Quote the data below in full, minus the images.

** START Available records **

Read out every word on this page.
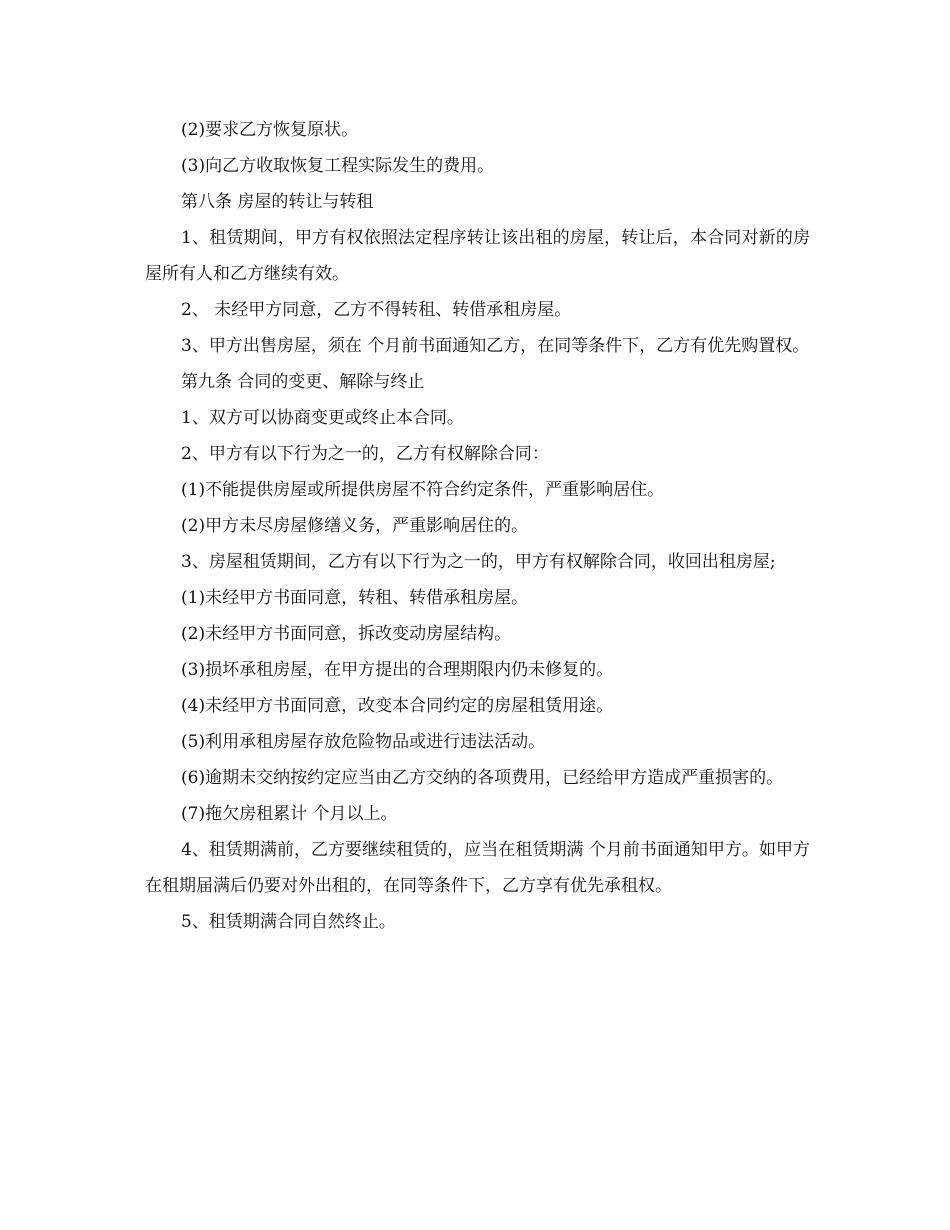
(2)要求乙方恢复原状。

(3)向乙方收取恢复工程实际发生的费用。

第八条 房屋的转让与转租

1、租赁期间，甲方有权依照法定程序转让该出租的房屋，转让后，本合同对新的房屋所有人和乙方继续有效。

2、 未经甲方同意，乙方不得转租、转借承租房屋。

3、甲方出售房屋，须在 个月前书面通知乙方，在同等条件下，乙方有优先购置权。

第九条 合同的变更、解除与终止

1、双方可以协商变更或终止本合同。

2、甲方有以下行为之一的，乙方有权解除合同：

(1)不能提供房屋或所提供房屋不符合约定条件，严重影响居住。

(2)甲方未尽房屋修缮义务，严重影响居住的。

3、房屋租赁期间，乙方有以下行为之一的，甲方有权解除合同，收回出租房屋;

(1)未经甲方书面同意，转租、转借承租房屋。

(2)未经甲方书面同意，拆改变动房屋结构。

(3)损坏承租房屋，在甲方提出的合理期限内仍未修复的。

(4)未经甲方书面同意，改变本合同约定的房屋租赁用途。

(5)利用承租房屋存放危险物品或进行违法活动。

(6)逾期未交纳按约定应当由乙方交纳的各项费用，已经给甲方造成严重损害的。

(7)拖欠房租累计 个月以上。

4、租赁期满前，乙方要继续租赁的，应当在租赁期满 个月前书面通知甲方。如甲方在租期届满后仍要对外出租的，在同等条件下，乙方享有优先承租权。

5、租赁期满合同自然终止。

** END Available records **

→ **The result**
Read out every word on this page.
(2)要求乙方恢复原状。

(3)向乙方收取恢复工程实际发生的费用。

第八条 房屋的转让与转租

1、租赁期间，甲方有权依照法定程序转让该出租的房屋，转让后，本合同对新的房屋所有人和乙方继续有效。

2、 未经甲方同意，乙方不得转租、转借承租房屋。

3、甲方出售房屋，须在 个月前书面通知乙方，在同等条件下，乙方有优先购置权。

第九条 合同的变更、解除与终止

1、双方可以协商变更或终止本合同。

2、甲方有以下行为之一的，乙方有权解除合同：

(1)不能提供房屋或所提供房屋不符合约定条件，严重影响居住。

(2)甲方未尽房屋修缮义务，严重影响居住的。

3、房屋租赁期间，乙方有以下行为之一的，甲方有权解除合同，收回出租房屋;

(1)未经甲方书面同意，转租、转借承租房屋。

(2)未经甲方书面同意，拆改变动房屋结构。

(3)损坏承租房屋，在甲方提出的合理期限内仍未修复的。

(4)未经甲方书面同意，改变本合同约定的房屋租赁用途。

(5)利用承租房屋存放危险物品或进行违法活动。

(6)逾期未交纳按约定应当由乙方交纳的各项费用，已经给甲方造成严重损害的。

(7)拖欠房租累计 个月以上。

4、租赁期满前，乙方要继续租赁的，应当在租赁期满 个月前书面通知甲方。如甲方在租期届满后仍要对外出租的，在同等条件下，乙方享有优先承租权。

5、租赁期满合同自然终止。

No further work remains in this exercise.